■ **DIRECTIONS FOR THIS TASK**
Print the listing that follows, character for character.

++++++++

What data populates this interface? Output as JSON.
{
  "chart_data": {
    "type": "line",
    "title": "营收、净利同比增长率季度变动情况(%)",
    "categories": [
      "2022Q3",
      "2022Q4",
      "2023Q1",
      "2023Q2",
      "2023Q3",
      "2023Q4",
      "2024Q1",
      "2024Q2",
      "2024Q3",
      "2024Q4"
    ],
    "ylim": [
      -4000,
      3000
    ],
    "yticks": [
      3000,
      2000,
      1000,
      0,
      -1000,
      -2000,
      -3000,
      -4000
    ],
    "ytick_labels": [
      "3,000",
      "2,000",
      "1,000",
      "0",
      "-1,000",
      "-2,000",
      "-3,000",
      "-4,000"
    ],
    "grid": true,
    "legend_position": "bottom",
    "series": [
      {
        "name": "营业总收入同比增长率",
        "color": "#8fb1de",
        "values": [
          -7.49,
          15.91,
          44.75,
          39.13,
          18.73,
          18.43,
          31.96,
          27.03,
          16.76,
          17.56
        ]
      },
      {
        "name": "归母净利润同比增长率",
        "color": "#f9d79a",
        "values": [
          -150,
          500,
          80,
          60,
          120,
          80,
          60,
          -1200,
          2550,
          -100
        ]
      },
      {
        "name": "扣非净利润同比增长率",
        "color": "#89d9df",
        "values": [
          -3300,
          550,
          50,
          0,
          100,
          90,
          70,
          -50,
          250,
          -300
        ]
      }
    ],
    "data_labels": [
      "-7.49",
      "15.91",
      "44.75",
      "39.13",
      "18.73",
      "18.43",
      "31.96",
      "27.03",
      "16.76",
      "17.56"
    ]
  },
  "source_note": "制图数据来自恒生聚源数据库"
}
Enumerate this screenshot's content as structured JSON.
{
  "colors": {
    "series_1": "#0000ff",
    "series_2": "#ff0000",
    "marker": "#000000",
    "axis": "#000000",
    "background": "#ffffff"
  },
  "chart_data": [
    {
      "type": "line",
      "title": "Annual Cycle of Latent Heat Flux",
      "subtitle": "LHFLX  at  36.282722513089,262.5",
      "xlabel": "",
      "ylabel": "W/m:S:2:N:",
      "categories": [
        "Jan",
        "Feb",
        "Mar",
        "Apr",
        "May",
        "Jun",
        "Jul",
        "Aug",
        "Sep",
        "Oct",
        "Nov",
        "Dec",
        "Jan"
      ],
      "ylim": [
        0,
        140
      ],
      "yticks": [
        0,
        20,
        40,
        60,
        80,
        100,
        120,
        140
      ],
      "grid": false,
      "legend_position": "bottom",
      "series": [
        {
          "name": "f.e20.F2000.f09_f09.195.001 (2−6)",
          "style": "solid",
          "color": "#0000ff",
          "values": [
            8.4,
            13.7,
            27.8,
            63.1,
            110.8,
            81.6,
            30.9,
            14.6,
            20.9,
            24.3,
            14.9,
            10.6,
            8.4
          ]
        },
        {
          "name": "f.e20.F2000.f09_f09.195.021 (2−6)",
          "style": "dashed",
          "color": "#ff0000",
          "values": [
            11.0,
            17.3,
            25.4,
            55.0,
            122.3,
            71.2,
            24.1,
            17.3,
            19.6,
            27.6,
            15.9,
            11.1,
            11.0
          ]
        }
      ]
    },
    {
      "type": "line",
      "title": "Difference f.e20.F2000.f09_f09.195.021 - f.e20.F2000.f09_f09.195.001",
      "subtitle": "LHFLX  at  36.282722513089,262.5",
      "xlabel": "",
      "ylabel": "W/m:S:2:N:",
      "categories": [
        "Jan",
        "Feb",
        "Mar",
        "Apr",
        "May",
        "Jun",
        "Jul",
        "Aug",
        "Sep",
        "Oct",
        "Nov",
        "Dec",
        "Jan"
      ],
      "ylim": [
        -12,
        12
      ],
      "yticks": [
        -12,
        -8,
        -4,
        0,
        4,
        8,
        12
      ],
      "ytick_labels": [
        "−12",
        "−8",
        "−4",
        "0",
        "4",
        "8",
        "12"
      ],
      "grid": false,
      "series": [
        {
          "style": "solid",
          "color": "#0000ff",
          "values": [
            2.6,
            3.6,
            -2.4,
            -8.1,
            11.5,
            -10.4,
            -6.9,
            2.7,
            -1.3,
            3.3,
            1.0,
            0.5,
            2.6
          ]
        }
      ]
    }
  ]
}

++++++++

■ **EXPECTED ANSWER**
What data populates this interface? Output as JSON.
{
  "chart_data": {
    "type": "line",
    "title": "营收、净利同比增长率季度变动情况(%)",
    "categories": [
      "2022Q3",
      "2022Q4",
      "2023Q1",
      "2023Q2",
      "2023Q3",
      "2023Q4",
      "2024Q1",
      "2024Q2",
      "2024Q3",
      "2024Q4"
    ],
    "ylim": [
      -4000,
      3000
    ],
    "yticks": [
      3000,
      2000,
      1000,
      0,
      -1000,
      -2000,
      -3000,
      -4000
    ],
    "ytick_labels": [
      "3,000",
      "2,000",
      "1,000",
      "0",
      "-1,000",
      "-2,000",
      "-3,000",
      "-4,000"
    ],
    "grid": true,
    "legend_position": "bottom",
    "series": [
      {
        "name": "营业总收入同比增长率",
        "color": "#8fb1de",
        "values": [
          -7.49,
          15.91,
          44.75,
          39.13,
          18.73,
          18.43,
          31.96,
          27.03,
          16.76,
          17.56
        ]
      },
      {
        "name": "归母净利润同比增长率",
        "color": "#f9d79a",
        "values": [
          -150,
          500,
          80,
          60,
          120,
          80,
          60,
          -1200,
          2550,
          -100
        ]
      },
      {
        "name": "扣非净利润同比增长率",
        "color": "#89d9df",
        "values": [
          -3300,
          550,
          50,
          0,
          100,
          90,
          70,
          -50,
          250,
          -300
        ]
      }
    ],
    "data_labels": [
      "-7.49",
      "15.91",
      "44.75",
      "39.13",
      "18.73",
      "18.43",
      "31.96",
      "27.03",
      "16.76",
      "17.56"
    ]
  },
  "source_note": "制图数据来自恒生聚源数据库"
}
Enumerate this screenshot's content as structured JSON.
{
  "colors": {
    "series_1": "#0000ff",
    "series_2": "#ff0000",
    "marker": "#000000",
    "axis": "#000000",
    "background": "#ffffff"
  },
  "chart_data": [
    {
      "type": "line",
      "title": "Annual Cycle of Latent Heat Flux",
      "subtitle": "LHFLX  at  36.282722513089,262.5",
      "xlabel": "",
      "ylabel": "W/m:S:2:N:",
      "categories": [
        "Jan",
        "Feb",
        "Mar",
        "Apr",
        "May",
        "Jun",
        "Jul",
        "Aug",
        "Sep",
        "Oct",
        "Nov",
        "Dec",
        "Jan"
      ],
      "ylim": [
        0,
        140
      ],
      "yticks": [
        0,
        20,
        40,
        60,
        80,
        100,
        120,
        140
      ],
      "grid": false,
      "legend_position": "bottom",
      "series": [
        {
          "name": "f.e20.F2000.f09_f09.195.001 (2−6)",
          "style": "solid",
          "color": "#0000ff",
          "values": [
            8.4,
            13.7,
            27.8,
            63.1,
            110.8,
            81.6,
            30.9,
            14.6,
            20.9,
            24.3,
            14.9,
            10.6,
            8.4
          ]
        },
        {
          "name": "f.e20.F2000.f09_f09.195.021 (2−6)",
          "style": "dashed",
          "color": "#ff0000",
          "values": [
            11.0,
            17.3,
            25.4,
            55.0,
            122.3,
            71.2,
            24.1,
            17.3,
            19.6,
            27.6,
            15.9,
            11.1,
            11.0
          ]
        }
      ]
    },
    {
      "type": "line",
      "title": "Difference f.e20.F2000.f09_f09.195.021 - f.e20.F2000.f09_f09.195.001",
      "subtitle": "LHFLX  at  36.282722513089,262.5",
      "xlabel": "",
      "ylabel": "W/m:S:2:N:",
      "categories": [
        "Jan",
        "Feb",
        "Mar",
        "Apr",
        "May",
        "Jun",
        "Jul",
        "Aug",
        "Sep",
        "Oct",
        "Nov",
        "Dec",
        "Jan"
      ],
      "ylim": [
        -12,
        12
      ],
      "yticks": [
        -12,
        -8,
        -4,
        0,
        4,
        8,
        12
      ],
      "ytick_labels": [
        "−12",
        "−8",
        "−4",
        "0",
        "4",
        "8",
        "12"
      ],
      "grid": false,
      "series": [
        {
          "style": "solid",
          "color": "#0000ff",
          "values": [
            2.6,
            3.6,
            -2.4,
            -8.1,
            11.5,
            -10.4,
            -6.9,
            2.7,
            -1.3,
            3.3,
            1.0,
            0.5,
            2.6
          ]
        }
      ]
    }
  ]
}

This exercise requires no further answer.